* YOUR OBJECTIVE
Give, as a bare number, the count of lines that contain the word "不符合题意".

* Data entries
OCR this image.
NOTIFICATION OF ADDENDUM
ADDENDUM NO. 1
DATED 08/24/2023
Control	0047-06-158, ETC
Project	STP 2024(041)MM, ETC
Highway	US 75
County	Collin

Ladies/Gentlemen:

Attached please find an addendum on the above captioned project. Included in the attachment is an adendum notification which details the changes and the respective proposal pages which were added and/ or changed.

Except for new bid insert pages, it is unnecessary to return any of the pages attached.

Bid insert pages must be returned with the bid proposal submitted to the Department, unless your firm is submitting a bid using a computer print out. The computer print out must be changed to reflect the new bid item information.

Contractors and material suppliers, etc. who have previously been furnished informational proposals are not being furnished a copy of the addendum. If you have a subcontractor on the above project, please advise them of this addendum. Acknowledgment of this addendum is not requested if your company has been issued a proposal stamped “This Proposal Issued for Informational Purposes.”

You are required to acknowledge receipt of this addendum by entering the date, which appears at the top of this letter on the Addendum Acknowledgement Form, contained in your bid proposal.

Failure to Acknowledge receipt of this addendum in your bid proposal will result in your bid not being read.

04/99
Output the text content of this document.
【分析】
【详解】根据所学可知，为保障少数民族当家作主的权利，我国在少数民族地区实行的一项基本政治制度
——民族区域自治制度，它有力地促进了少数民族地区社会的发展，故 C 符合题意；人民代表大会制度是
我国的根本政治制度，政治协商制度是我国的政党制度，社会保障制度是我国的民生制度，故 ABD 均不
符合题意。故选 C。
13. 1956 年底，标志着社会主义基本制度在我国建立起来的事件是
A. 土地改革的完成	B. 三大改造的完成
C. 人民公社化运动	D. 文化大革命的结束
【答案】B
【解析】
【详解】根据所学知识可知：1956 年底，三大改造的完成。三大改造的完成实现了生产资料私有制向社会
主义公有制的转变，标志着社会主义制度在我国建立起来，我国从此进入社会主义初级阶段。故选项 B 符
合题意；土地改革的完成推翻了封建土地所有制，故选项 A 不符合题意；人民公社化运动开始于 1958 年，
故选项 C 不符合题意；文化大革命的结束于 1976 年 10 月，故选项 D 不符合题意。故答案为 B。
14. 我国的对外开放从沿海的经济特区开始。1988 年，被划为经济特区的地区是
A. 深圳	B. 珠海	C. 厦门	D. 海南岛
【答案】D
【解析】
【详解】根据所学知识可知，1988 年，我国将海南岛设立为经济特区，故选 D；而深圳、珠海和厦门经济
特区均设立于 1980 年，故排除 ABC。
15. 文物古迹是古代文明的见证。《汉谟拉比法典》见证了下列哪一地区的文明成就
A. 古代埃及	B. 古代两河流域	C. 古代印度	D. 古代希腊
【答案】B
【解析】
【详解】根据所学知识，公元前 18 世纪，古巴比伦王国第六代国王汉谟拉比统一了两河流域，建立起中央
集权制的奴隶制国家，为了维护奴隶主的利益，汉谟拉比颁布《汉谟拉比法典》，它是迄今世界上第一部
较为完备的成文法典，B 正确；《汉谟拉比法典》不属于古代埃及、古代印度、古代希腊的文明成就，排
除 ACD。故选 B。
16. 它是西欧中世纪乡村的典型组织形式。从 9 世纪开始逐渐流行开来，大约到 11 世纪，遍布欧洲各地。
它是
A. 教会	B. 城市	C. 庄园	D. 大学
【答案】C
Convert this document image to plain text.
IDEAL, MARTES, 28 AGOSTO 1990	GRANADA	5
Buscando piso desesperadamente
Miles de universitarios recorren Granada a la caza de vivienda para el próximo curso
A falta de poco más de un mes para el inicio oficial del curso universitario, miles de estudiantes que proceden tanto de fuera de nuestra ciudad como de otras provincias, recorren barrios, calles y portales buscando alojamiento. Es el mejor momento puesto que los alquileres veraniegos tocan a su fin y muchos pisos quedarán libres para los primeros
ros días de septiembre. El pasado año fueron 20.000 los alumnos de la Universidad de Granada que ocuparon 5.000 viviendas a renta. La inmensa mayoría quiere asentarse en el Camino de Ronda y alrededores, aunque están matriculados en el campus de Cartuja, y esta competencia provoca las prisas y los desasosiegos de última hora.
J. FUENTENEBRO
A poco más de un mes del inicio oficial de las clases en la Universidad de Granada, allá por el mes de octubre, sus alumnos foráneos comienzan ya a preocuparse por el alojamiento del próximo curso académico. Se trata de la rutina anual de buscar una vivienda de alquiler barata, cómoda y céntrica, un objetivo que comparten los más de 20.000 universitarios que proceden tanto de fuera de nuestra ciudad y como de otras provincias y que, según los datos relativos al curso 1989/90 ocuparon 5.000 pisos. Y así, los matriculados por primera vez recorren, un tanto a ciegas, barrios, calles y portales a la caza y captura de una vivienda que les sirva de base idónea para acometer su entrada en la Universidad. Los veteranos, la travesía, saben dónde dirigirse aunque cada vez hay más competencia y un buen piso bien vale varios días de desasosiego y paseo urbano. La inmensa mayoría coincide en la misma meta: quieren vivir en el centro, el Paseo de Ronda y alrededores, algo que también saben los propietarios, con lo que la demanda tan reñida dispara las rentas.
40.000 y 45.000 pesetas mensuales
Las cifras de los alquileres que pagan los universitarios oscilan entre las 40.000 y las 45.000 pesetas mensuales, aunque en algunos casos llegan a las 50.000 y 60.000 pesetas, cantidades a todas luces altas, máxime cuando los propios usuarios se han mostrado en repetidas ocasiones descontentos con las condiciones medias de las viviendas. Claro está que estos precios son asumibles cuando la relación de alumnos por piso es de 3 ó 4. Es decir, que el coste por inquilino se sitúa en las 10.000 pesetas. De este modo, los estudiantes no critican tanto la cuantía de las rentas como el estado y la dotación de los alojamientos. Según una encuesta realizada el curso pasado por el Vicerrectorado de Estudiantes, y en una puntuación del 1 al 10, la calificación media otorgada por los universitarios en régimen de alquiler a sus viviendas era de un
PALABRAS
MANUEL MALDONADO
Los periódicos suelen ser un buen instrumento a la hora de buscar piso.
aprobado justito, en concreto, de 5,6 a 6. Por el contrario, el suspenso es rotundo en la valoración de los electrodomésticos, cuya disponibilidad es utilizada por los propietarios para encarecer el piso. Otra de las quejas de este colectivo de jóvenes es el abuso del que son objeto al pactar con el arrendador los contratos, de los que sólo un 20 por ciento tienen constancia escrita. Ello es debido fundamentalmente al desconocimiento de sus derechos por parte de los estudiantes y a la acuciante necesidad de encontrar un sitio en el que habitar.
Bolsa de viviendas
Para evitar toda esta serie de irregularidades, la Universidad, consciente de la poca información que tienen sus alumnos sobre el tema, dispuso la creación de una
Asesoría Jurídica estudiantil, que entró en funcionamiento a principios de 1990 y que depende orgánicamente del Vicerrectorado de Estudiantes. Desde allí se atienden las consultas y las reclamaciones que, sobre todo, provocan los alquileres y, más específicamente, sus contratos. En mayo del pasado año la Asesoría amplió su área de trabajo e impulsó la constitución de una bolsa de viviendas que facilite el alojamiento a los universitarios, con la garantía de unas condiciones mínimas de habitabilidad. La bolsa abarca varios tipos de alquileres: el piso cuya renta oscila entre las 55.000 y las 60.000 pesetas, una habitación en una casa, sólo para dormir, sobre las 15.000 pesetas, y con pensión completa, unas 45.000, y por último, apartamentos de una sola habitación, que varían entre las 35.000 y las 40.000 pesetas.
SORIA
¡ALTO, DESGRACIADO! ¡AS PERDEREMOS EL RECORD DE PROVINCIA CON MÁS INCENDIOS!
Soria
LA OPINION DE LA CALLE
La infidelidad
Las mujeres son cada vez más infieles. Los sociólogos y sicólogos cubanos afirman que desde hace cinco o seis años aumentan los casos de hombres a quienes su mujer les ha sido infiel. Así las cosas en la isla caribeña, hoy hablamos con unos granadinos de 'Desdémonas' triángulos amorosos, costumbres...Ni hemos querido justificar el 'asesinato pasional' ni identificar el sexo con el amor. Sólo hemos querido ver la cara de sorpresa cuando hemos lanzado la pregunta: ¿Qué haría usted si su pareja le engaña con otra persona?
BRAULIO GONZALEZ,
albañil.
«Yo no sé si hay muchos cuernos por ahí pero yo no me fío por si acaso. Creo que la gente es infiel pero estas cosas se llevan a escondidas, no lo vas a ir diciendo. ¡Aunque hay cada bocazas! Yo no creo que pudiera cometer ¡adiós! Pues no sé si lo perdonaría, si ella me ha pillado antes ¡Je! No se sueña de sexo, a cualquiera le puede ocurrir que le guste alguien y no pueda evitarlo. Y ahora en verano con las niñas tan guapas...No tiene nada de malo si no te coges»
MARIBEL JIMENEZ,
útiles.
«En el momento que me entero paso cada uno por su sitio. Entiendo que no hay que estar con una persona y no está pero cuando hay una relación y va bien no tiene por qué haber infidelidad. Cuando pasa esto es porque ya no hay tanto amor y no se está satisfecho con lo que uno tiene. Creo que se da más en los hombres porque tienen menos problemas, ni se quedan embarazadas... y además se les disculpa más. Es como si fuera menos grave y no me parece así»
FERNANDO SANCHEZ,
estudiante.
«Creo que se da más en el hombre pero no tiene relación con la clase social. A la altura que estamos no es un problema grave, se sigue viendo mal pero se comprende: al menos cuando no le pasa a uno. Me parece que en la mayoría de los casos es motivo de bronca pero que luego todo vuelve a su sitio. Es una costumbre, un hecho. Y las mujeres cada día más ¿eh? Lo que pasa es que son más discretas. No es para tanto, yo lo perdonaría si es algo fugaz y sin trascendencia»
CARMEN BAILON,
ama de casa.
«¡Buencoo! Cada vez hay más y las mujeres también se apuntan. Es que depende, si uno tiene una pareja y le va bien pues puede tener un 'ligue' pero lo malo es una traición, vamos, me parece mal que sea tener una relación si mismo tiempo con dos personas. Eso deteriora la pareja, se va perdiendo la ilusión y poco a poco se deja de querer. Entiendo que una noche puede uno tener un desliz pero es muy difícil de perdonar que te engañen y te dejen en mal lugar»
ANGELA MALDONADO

* OUTPUT OF THE EXERCISE
2